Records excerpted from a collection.

──────────────────────────────

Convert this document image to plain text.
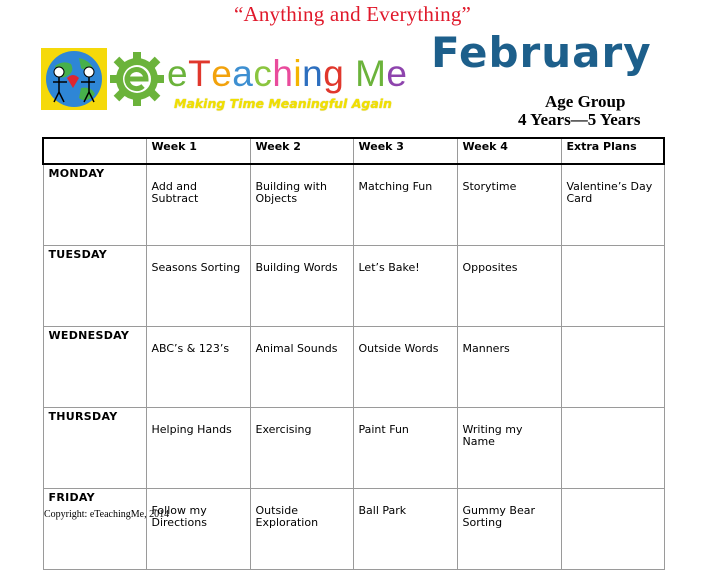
“Anything and Everything”
eTeaching Me
Making Time Meaningful Again
February
Age Group
4 Years—5 Years
	Week 1	Week 2	Week 3	Week 4	Extra Plans
MONDAY	Add and Subtract	Building with Objects	Matching Fun	Storytime	Valentine’s Day Card
TUESDAY	Seasons Sorting	Building Words	Let’s Bake!	Opposites	
WEDNESDAY	ABC’s & 123’s	Animal Sounds	Outside Words	Manners	
THURSDAY	Helping Hands	Exercising	Paint Fun	Writing my Name	
FRIDAY	Follow my Directions	Outside Exploration	Ball Park	Gummy Bear Sorting	
Copyright: eTeachingMe, 2014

──────────────────────────────

Exactly reproduce each record, leaving out any pictures.

Written solution.
Convert this document image to plain text.
“Anything and Everything”
eTeaching Me
Making Time Meaningful Again
February
Age Group
4 Years—5 Years
	Week 1	Week 2	Week 3	Week 4	Extra Plans
MONDAY	Add and Subtract	Building with Objects	Matching Fun	Storytime	Valentine’s Day Card
TUESDAY	Seasons Sorting	Building Words	Let’s Bake!	Opposites	
WEDNESDAY	ABC’s & 123’s	Animal Sounds	Outside Words	Manners	
THURSDAY	Helping Hands	Exercising	Paint Fun	Writing my Name	
FRIDAY	Follow my Directions	Outside Exploration	Ball Park	Gummy Bear Sorting	
Copyright: eTeachingMe, 2014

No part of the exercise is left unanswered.